### Instructions for the task
Any pictures in the records below should be skipped; write out everything else exactly.

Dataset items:
════

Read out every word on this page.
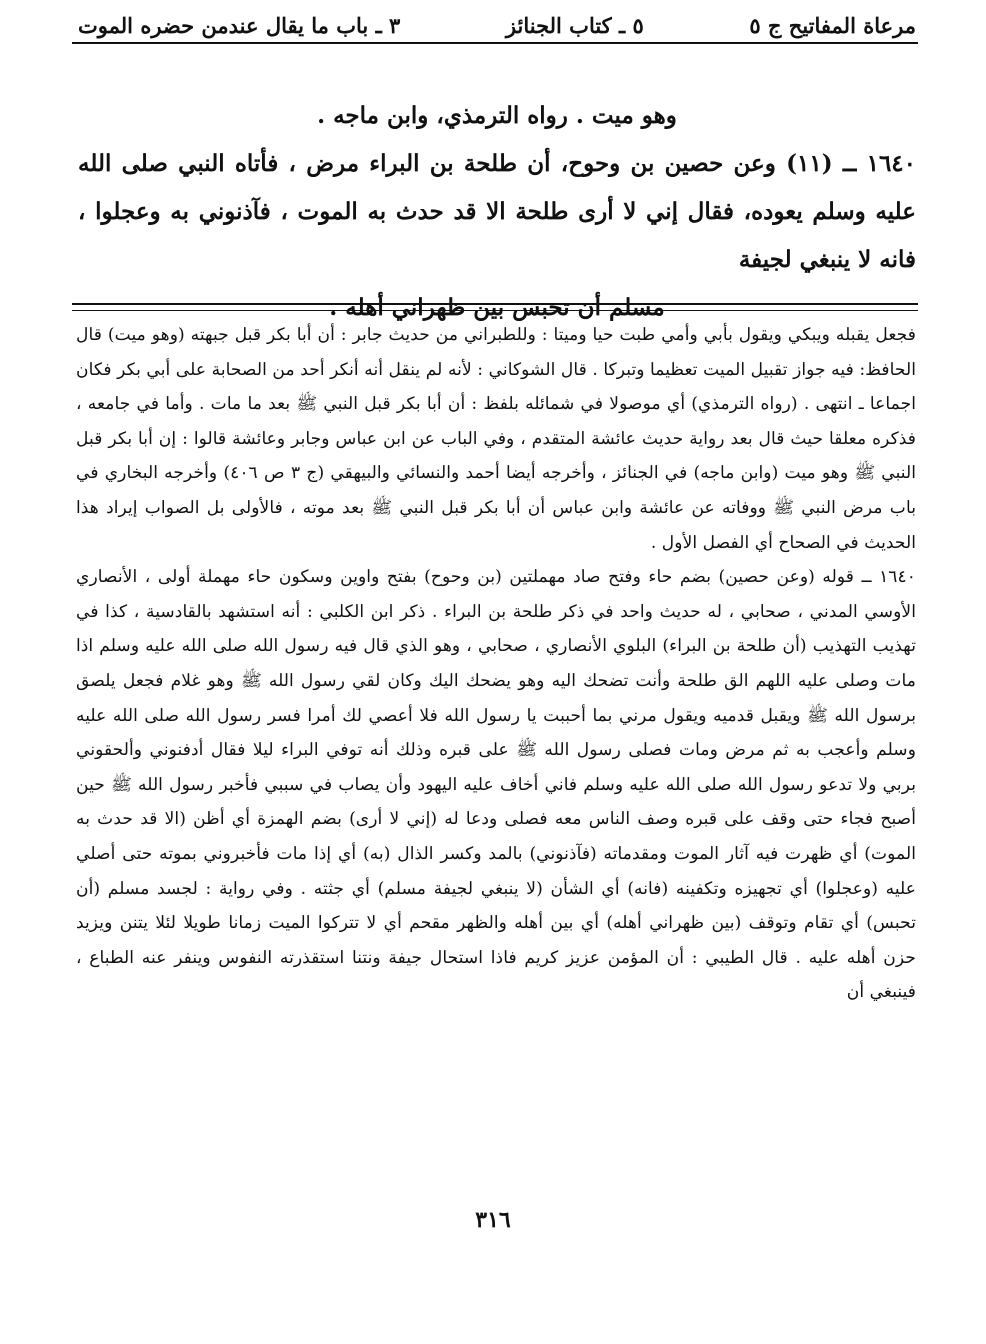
مرعاة المفاتيح ج ٥
٥ ـ كتاب الجنائز
٣ ـ باب ما يقال عندمن حضره الموت

وهو ميت . رواه الترمذي، وابن ماجه .

١٦٤٠ ــ (١١) وعن حصين بن وحوح، أن طلحة بن البراء مرض ، فأتاه النبي صلى الله عليه وسلم يعوده، فقال إني لا أرى طلحة الا قد حدث به الموت ، فآذنوني به وعجلوا ، فانه لا ينبغي لجيفة

مسلم أن تحبس بين ظهراني أهله .

فجعل يقبله ويبكي ويقول بأبي وأمي طبت حيا وميتا : وللطبراني من حديث جابر : أن أبا بكر قبل جبهته (وهو ميت) قال الحافظ: فيه جواز تقبيل الميت تعظيما وتبركا . قال الشوكاني : لأنه لم ينقل أنه أنكر أحد من الصحابة على أبي بكر فكان اجماعا ـ انتهى . (رواه الترمذي) أي موصولا في شمائله بلفظ : أن أبا بكر قبل النبي ﷺ بعد ما مات . وأما في جامعه ، فذكره معلقا حيث قال بعد رواية حديث عائشة المتقدم ، وفي الباب عن ابن عباس وجابر وعائشة قالوا : إن أبا بكر قبل النبي ﷺ وهو ميت (وابن ماجه) في الجنائز ، وأخرجه أيضا أحمد والنسائي والبيهقي (ج ٣ ص ٤٠٦) وأخرجه البخاري في باب مرض النبي ﷺ ووفاته عن عائشة وابن عباس أن أبا بكر قبل النبي ﷺ بعد موته ، فالأولى بل الصواب إيراد هذا الحديث في الصحاح أي الفصل الأول .

١٦٤٠ ــ قوله (وعن حصين) بضم حاء وفتح صاد مهملتين (بن وحوح) بفتح واوين وسكون حاء مهملة أولى ، الأنصاري الأوسي المدني ، صحابي ، له حديث واحد في ذكر طلحة بن البراء . ذكر ابن الكلبي : أنه استشهد بالقادسية ، كذا في تهذيب التهذيب (أن طلحة بن البراء) البلوي الأنصاري ، صحابي ، وهو الذي قال فيه رسول الله صلى الله عليه وسلم اذا مات وصلى عليه اللهم الق طلحة وأنت تضحك اليه وهو يضحك اليك وكان لقي رسول الله ﷺ وهو غلام فجعل يلصق برسول الله ﷺ ويقبل قدميه ويقول مرني بما أحببت يا رسول الله فلا أعصي لك أمرا فسر رسول الله صلى الله عليه وسلم وأعجب به ثم مرض ومات فصلى رسول الله ﷺ على قبره وذلك أنه توفي البراء ليلا فقال أدفنوني وألحقوني بربي ولا تدعو رسول الله صلى الله عليه وسلم فاني أخاف عليه اليهود وأن يصاب في سببي فأخبر رسول الله ﷺ حين أصبح فجاء حتى وقف على قبره وصف الناس معه فصلى ودعا له (إني لا أرى) بضم الهمزة أي أظن (الا قد حدث به الموت) أي ظهرت فيه آثار الموت ومقدماته (فآذنوني) بالمد وكسر الذال (به) أي إذا مات فأخبروني بموته حتى أصلي عليه (وعجلوا) أي تجهيزه وتكفينه (فانه) أي الشأن (لا ينبغي لجيفة مسلم) أي جثته . وفي رواية : لجسد مسلم (أن تحبس) أي تقام وتوقف (بين ظهراني أهله) أي بين أهله والظهر مقحم أي لا تتركوا الميت زمانا طويلا لئلا يتنن ويزيد حزن أهله عليه . قال الطيبي : أن المؤمن عزيز كريم فاذا استحال جيفة ونتنا استقذرته النفوس وينفر عنه الطباع ، فينبغي أن

٣١٦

════

### Written solution
Read out every word on this page.
مرعاة المفاتيح ج ٥
٥ ـ كتاب الجنائز
٣ ـ باب ما يقال عندمن حضره الموت

وهو ميت . رواه الترمذي، وابن ماجه .

١٦٤٠ ــ (١١) وعن حصين بن وحوح، أن طلحة بن البراء مرض ، فأتاه النبي صلى الله عليه وسلم يعوده، فقال إني لا أرى طلحة الا قد حدث به الموت ، فآذنوني به وعجلوا ، فانه لا ينبغي لجيفة

مسلم أن تحبس بين ظهراني أهله .

فجعل يقبله ويبكي ويقول بأبي وأمي طبت حيا وميتا : وللطبراني من حديث جابر : أن أبا بكر قبل جبهته (وهو ميت) قال الحافظ: فيه جواز تقبيل الميت تعظيما وتبركا . قال الشوكاني : لأنه لم ينقل أنه أنكر أحد من الصحابة على أبي بكر فكان اجماعا ـ انتهى . (رواه الترمذي) أي موصولا في شمائله بلفظ : أن أبا بكر قبل النبي ﷺ بعد ما مات . وأما في جامعه ، فذكره معلقا حيث قال بعد رواية حديث عائشة المتقدم ، وفي الباب عن ابن عباس وجابر وعائشة قالوا : إن أبا بكر قبل النبي ﷺ وهو ميت (وابن ماجه) في الجنائز ، وأخرجه أيضا أحمد والنسائي والبيهقي (ج ٣ ص ٤٠٦) وأخرجه البخاري في باب مرض النبي ﷺ ووفاته عن عائشة وابن عباس أن أبا بكر قبل النبي ﷺ بعد موته ، فالأولى بل الصواب إيراد هذا الحديث في الصحاح أي الفصل الأول .

١٦٤٠ ــ قوله (وعن حصين) بضم حاء وفتح صاد مهملتين (بن وحوح) بفتح واوين وسكون حاء مهملة أولى ، الأنصاري الأوسي المدني ، صحابي ، له حديث واحد في ذكر طلحة بن البراء . ذكر ابن الكلبي : أنه استشهد بالقادسية ، كذا في تهذيب التهذيب (أن طلحة بن البراء) البلوي الأنصاري ، صحابي ، وهو الذي قال فيه رسول الله صلى الله عليه وسلم اذا مات وصلى عليه اللهم الق طلحة وأنت تضحك اليه وهو يضحك اليك وكان لقي رسول الله ﷺ وهو غلام فجعل يلصق برسول الله ﷺ ويقبل قدميه ويقول مرني بما أحببت يا رسول الله فلا أعصي لك أمرا فسر رسول الله صلى الله عليه وسلم وأعجب به ثم مرض ومات فصلى رسول الله ﷺ على قبره وذلك أنه توفي البراء ليلا فقال أدفنوني وألحقوني بربي ولا تدعو رسول الله صلى الله عليه وسلم فاني أخاف عليه اليهود وأن يصاب في سببي فأخبر رسول الله ﷺ حين أصبح فجاء حتى وقف على قبره وصف الناس معه فصلى ودعا له (إني لا أرى) بضم الهمزة أي أظن (الا قد حدث به الموت) أي ظهرت فيه آثار الموت ومقدماته (فآذنوني) بالمد وكسر الذال (به) أي إذا مات فأخبروني بموته حتى أصلي عليه (وعجلوا) أي تجهيزه وتكفينه (فانه) أي الشأن (لا ينبغي لجيفة مسلم) أي جثته . وفي رواية : لجسد مسلم (أن تحبس) أي تقام وتوقف (بين ظهراني أهله) أي بين أهله والظهر مقحم أي لا تتركوا الميت زمانا طويلا لئلا يتنن ويزيد حزن أهله عليه . قال الطيبي : أن المؤمن عزيز كريم فاذا استحال جيفة ونتنا استقذرته النفوس وينفر عنه الطباع ، فينبغي أن

٣١٦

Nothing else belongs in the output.